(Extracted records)
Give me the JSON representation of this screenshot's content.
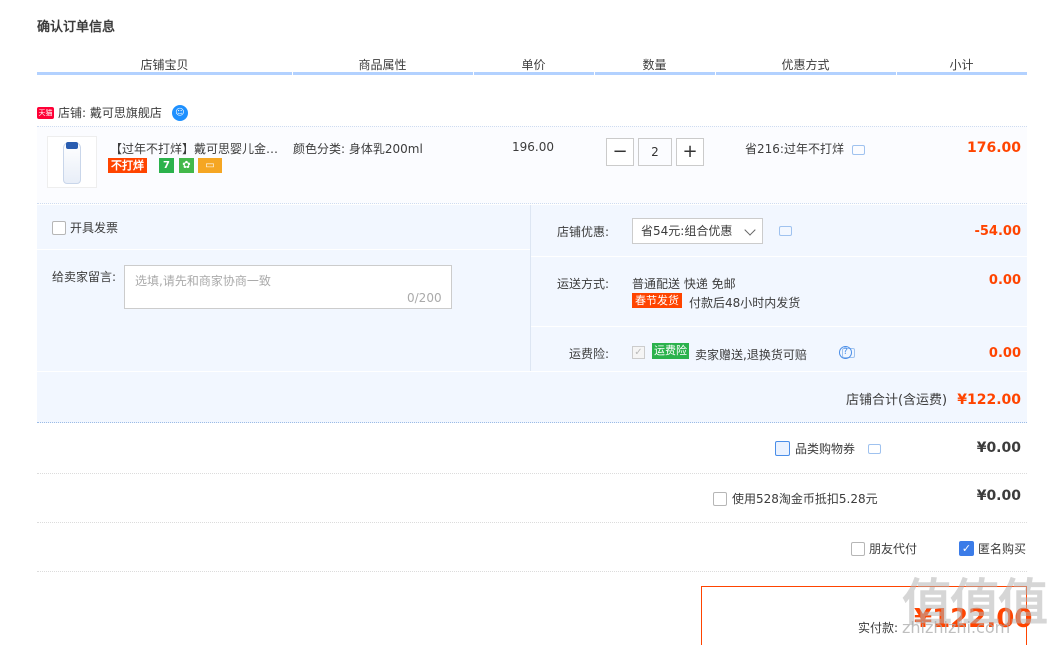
{
  "page_title": "确认订单信息",
  "columns": [
    "店铺宝贝",
    "商品属性",
    "单价",
    "数量",
    "优惠方式",
    "小计"
  ],
  "shop": {
    "badge": "天猫",
    "name": "店铺: 戴可思旗舰店"
  },
  "item": {
    "title": "【过年不打烊】戴可思婴儿金盏花身体乳",
    "tag": "不打烊",
    "prop": "颜色分类: 身体乳200ml",
    "price": "196.00",
    "qty": "2",
    "qty_minus": "−",
    "qty_plus": "+",
    "promo": "省216:过年不打烊",
    "subtotal": "176.00"
  },
  "invoice": {
    "label": "开具发票"
  },
  "message": {
    "label": "给卖家留言:",
    "placeholder": "选填,请先和商家协商一致",
    "count": "0/200"
  },
  "shop_discount": {
    "label": "店铺优惠:",
    "selected": "省54元:组合优惠",
    "amount": "-54.00"
  },
  "shipping": {
    "label": "运送方式:",
    "method": "普通配送 快递 免邮",
    "tag": "春节发货",
    "note": "付款后48小时内发货",
    "amount": "0.00"
  },
  "insurance": {
    "label": "运费险:",
    "tag": "运费险",
    "text": "卖家赠送,退换货可赔",
    "amount": "0.00"
  },
  "shop_total": {
    "label": "店铺合计(含运费)",
    "amount": "¥122.00"
  },
  "coupon": {
    "label": "品类购物券",
    "amount": "¥0.00"
  },
  "taojinbi": {
    "label": "使用528淘金币抵扣5.28元",
    "amount": "¥0.00"
  },
  "friend_pay": {
    "label": "朋友代付"
  },
  "anonymous": {
    "label": "匿名购买"
  },
  "pay": {
    "label": "实付款:",
    "amount": "¥122.00"
  },
  "watermark": {
    "text": "值值值",
    "site": "zhizhizhi.com"
  },
  "colors": {
    "accent": "#ff4400",
    "header_line": "#b2d1ff",
    "panel_bg": "#f2f7ff",
    "check_blue": "#3b7ce8"
  }
}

• [Do this]
Exact duplication of all the records is required; pictures are omitted from the copy.

• [The result]
Give me the JSON representation of this screenshot's content.
{
  "page_title": "确认订单信息",
  "columns": [
    "店铺宝贝",
    "商品属性",
    "单价",
    "数量",
    "优惠方式",
    "小计"
  ],
  "shop": {
    "badge": "天猫",
    "name": "店铺: 戴可思旗舰店"
  },
  "item": {
    "title": "【过年不打烊】戴可思婴儿金盏花身体乳",
    "tag": "不打烊",
    "prop": "颜色分类: 身体乳200ml",
    "price": "196.00",
    "qty": "2",
    "qty_minus": "−",
    "qty_plus": "+",
    "promo": "省216:过年不打烊",
    "subtotal": "176.00"
  },
  "invoice": {
    "label": "开具发票"
  },
  "message": {
    "label": "给卖家留言:",
    "placeholder": "选填,请先和商家协商一致",
    "count": "0/200"
  },
  "shop_discount": {
    "label": "店铺优惠:",
    "selected": "省54元:组合优惠",
    "amount": "-54.00"
  },
  "shipping": {
    "label": "运送方式:",
    "method": "普通配送 快递 免邮",
    "tag": "春节发货",
    "note": "付款后48小时内发货",
    "amount": "0.00"
  },
  "insurance": {
    "label": "运费险:",
    "tag": "运费险",
    "text": "卖家赠送,退换货可赔",
    "amount": "0.00"
  },
  "shop_total": {
    "label": "店铺合计(含运费)",
    "amount": "¥122.00"
  },
  "coupon": {
    "label": "品类购物券",
    "amount": "¥0.00"
  },
  "taojinbi": {
    "label": "使用528淘金币抵扣5.28元",
    "amount": "¥0.00"
  },
  "friend_pay": {
    "label": "朋友代付"
  },
  "anonymous": {
    "label": "匿名购买"
  },
  "pay": {
    "label": "实付款:",
    "amount": "¥122.00"
  },
  "watermark": {
    "text": "值值值",
    "site": "zhizhizhi.com"
  },
  "colors": {
    "accent": "#ff4400",
    "header_line": "#b2d1ff",
    "panel_bg": "#f2f7ff",
    "check_blue": "#3b7ce8"
  }
}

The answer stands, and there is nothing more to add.